= DATA SUPPLIED =
>>>

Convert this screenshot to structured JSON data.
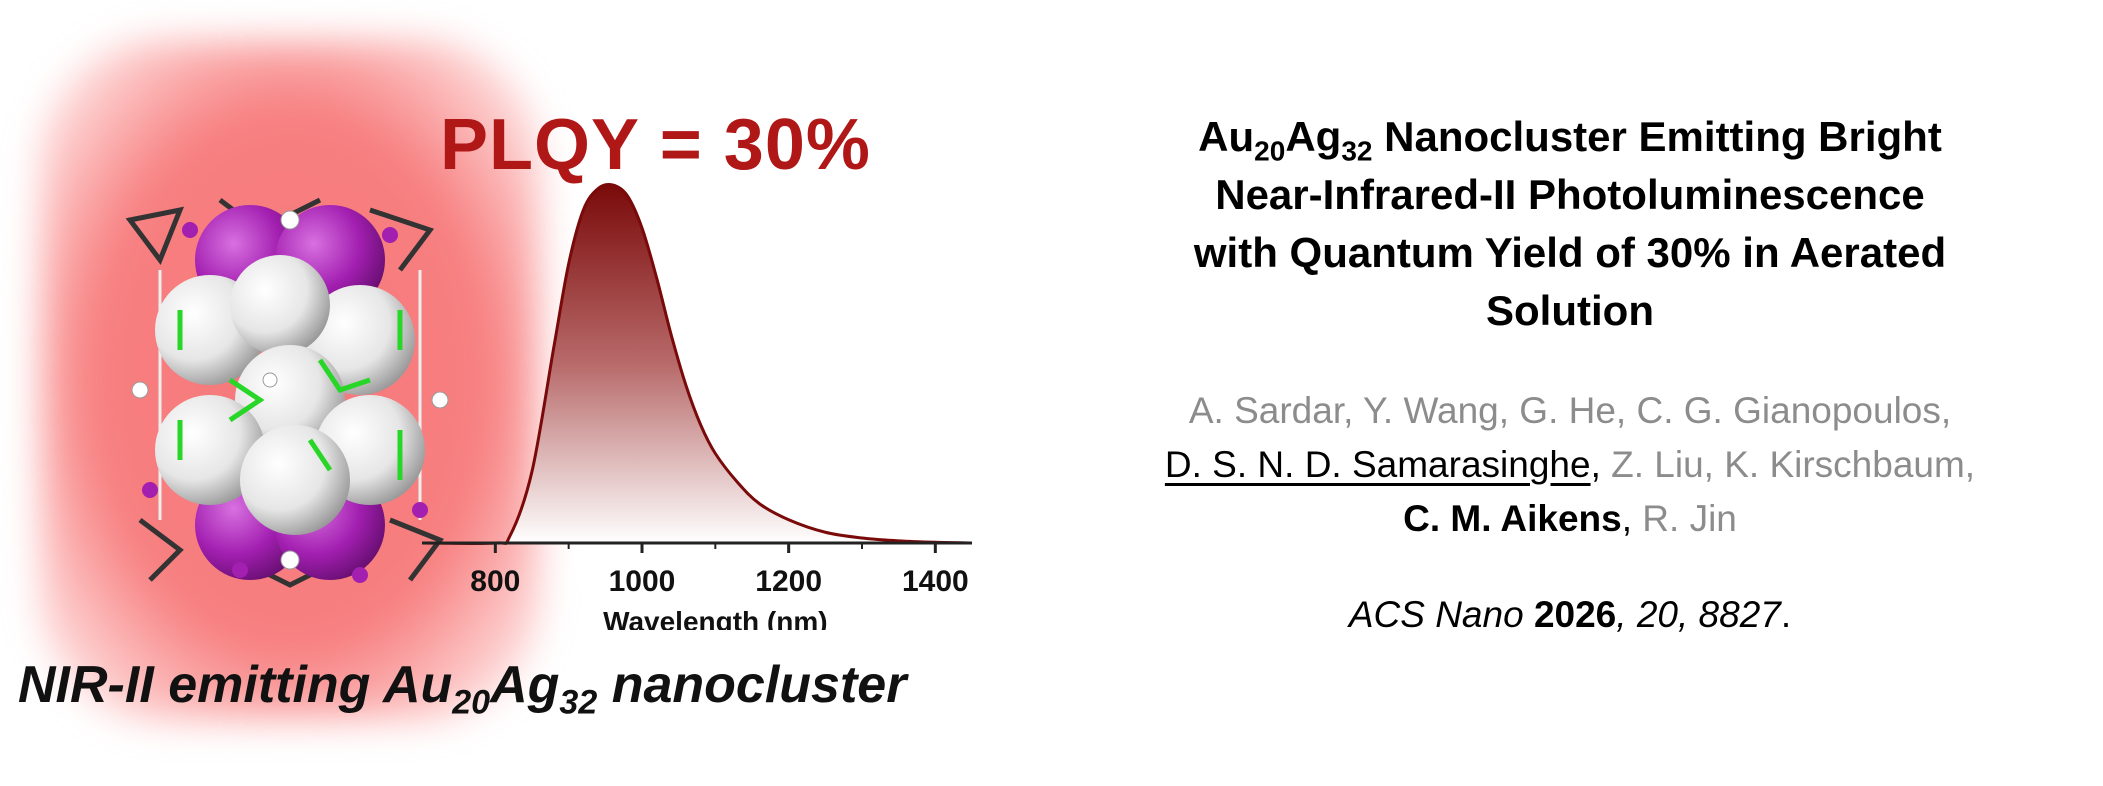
{
  "graphic": {
    "plqy_label": "PLQY = 30%",
    "caption": {
      "prefix": "NIR-II emitting Au",
      "sub1": "20",
      "mid": "Ag",
      "sub2": "32",
      "suffix": " nanocluster"
    },
    "colors": {
      "plqy": "#b01818",
      "curve": "#7a0a0a",
      "glow": "#f6787a",
      "ag_atom": "#a21fb0",
      "ligand": "#27d627"
    }
  },
  "chart_data": {
    "type": "area",
    "title": "",
    "xlabel": "Wavelength (nm)",
    "ylabel": "",
    "xlim": [
      700,
      1450
    ],
    "ylim": [
      0,
      1
    ],
    "xticks": [
      "800",
      "1000",
      "1200",
      "1400"
    ],
    "xtick_values": [
      800,
      1000,
      1200,
      1400
    ],
    "minor_ticks": [
      900,
      1100,
      1300
    ],
    "grid": false,
    "peak": 960,
    "x": [
      700,
      800,
      820,
      850,
      880,
      900,
      920,
      940,
      960,
      980,
      1000,
      1020,
      1040,
      1060,
      1080,
      1100,
      1130,
      1160,
      1200,
      1250,
      1300,
      1350,
      1400,
      1450
    ],
    "y": [
      0,
      0,
      0.02,
      0.2,
      0.55,
      0.78,
      0.93,
      0.99,
      1.0,
      0.97,
      0.88,
      0.74,
      0.58,
      0.44,
      0.33,
      0.25,
      0.17,
      0.11,
      0.065,
      0.03,
      0.014,
      0.006,
      0.002,
      0
    ]
  },
  "paper": {
    "title": {
      "l1a": "Au",
      "l1s1": "20",
      "l1b": "Ag",
      "l1s2": "32",
      "l1c": " Nanocluster Emitting Bright",
      "l2": "Near-Infrared-II Photoluminescence",
      "l3": "with Quantum Yield of 30% in Aerated",
      "l4": "Solution"
    },
    "authors": {
      "line1": "A. Sardar, Y. Wang, G. He, C. G. Gianopoulos,",
      "underlined": "D. S. N. D. Samarasinghe",
      "comma1": ",",
      "line2_rest": " Z. Liu, K. Kirschbaum,",
      "bold": "C. M. Aikens",
      "comma2": ",",
      "line3_rest": " R. Jin"
    },
    "citation": {
      "journal": "ACS Nano",
      "year": "2026",
      "sep": ",",
      "volume": " 20, 8827",
      "end": "."
    }
  }
}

<<<

= EXERCISE OBJECTIVE =
Print out the whole of the material word for word, without pictures.

= REPLY =
Convert this screenshot to structured JSON data.
{
  "graphic": {
    "plqy_label": "PLQY = 30%",
    "caption": {
      "prefix": "NIR-II emitting Au",
      "sub1": "20",
      "mid": "Ag",
      "sub2": "32",
      "suffix": " nanocluster"
    },
    "colors": {
      "plqy": "#b01818",
      "curve": "#7a0a0a",
      "glow": "#f6787a",
      "ag_atom": "#a21fb0",
      "ligand": "#27d627"
    }
  },
  "chart_data": {
    "type": "area",
    "title": "",
    "xlabel": "Wavelength (nm)",
    "ylabel": "",
    "xlim": [
      700,
      1450
    ],
    "ylim": [
      0,
      1
    ],
    "xticks": [
      "800",
      "1000",
      "1200",
      "1400"
    ],
    "xtick_values": [
      800,
      1000,
      1200,
      1400
    ],
    "minor_ticks": [
      900,
      1100,
      1300
    ],
    "grid": false,
    "peak": 960,
    "x": [
      700,
      800,
      820,
      850,
      880,
      900,
      920,
      940,
      960,
      980,
      1000,
      1020,
      1040,
      1060,
      1080,
      1100,
      1130,
      1160,
      1200,
      1250,
      1300,
      1350,
      1400,
      1450
    ],
    "y": [
      0,
      0,
      0.02,
      0.2,
      0.55,
      0.78,
      0.93,
      0.99,
      1.0,
      0.97,
      0.88,
      0.74,
      0.58,
      0.44,
      0.33,
      0.25,
      0.17,
      0.11,
      0.065,
      0.03,
      0.014,
      0.006,
      0.002,
      0
    ]
  },
  "paper": {
    "title": {
      "l1a": "Au",
      "l1s1": "20",
      "l1b": "Ag",
      "l1s2": "32",
      "l1c": " Nanocluster Emitting Bright",
      "l2": "Near-Infrared-II Photoluminescence",
      "l3": "with Quantum Yield of 30% in Aerated",
      "l4": "Solution"
    },
    "authors": {
      "line1": "A. Sardar, Y. Wang, G. He, C. G. Gianopoulos,",
      "underlined": "D. S. N. D. Samarasinghe",
      "comma1": ",",
      "line2_rest": " Z. Liu, K. Kirschbaum,",
      "bold": "C. M. Aikens",
      "comma2": ",",
      "line3_rest": " R. Jin"
    },
    "citation": {
      "journal": "ACS Nano",
      "year": "2026",
      "sep": ",",
      "volume": " 20, 8827",
      "end": "."
    }
  }
}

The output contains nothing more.